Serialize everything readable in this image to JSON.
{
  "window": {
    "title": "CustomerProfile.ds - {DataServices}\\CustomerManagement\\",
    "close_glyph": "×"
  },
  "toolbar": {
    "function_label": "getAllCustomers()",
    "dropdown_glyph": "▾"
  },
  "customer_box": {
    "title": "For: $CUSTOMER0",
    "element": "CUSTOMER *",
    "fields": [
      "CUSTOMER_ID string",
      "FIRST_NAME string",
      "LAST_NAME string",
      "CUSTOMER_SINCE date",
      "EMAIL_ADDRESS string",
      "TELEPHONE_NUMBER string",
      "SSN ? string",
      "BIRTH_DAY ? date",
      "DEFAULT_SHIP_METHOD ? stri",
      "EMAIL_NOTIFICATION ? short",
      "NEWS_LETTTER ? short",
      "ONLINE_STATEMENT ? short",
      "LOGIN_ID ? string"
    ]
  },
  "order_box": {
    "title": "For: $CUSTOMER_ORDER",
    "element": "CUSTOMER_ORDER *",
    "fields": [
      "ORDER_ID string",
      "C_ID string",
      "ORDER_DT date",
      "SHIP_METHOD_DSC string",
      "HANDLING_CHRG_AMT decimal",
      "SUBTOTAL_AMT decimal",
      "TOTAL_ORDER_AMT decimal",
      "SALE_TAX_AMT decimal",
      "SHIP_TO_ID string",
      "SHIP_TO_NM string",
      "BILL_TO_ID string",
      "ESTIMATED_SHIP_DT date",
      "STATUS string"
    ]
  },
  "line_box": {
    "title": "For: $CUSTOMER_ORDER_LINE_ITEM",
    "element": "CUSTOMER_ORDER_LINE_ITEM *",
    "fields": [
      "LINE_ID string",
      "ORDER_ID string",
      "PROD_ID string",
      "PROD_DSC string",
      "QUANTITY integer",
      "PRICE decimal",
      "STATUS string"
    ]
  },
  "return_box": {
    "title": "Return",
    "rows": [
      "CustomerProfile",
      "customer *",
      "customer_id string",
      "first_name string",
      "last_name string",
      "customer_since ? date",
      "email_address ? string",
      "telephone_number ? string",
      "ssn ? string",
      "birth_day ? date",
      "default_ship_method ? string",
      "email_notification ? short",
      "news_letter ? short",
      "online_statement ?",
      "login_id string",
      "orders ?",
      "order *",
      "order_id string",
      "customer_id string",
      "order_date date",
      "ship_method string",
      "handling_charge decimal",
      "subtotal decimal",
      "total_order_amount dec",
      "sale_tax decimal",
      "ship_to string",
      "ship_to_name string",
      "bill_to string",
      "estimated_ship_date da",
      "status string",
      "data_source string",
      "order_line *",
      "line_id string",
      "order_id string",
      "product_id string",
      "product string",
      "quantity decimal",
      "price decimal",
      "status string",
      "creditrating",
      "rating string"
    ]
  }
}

□ □ □

Exercise instructions:
From the data, collect all lines where the string "CustomerProfile" appears.

Solution for this exercise:
    "title": "CustomerProfile.ds - {DataServices}\\CustomerManagement\\",
      "CustomerProfile",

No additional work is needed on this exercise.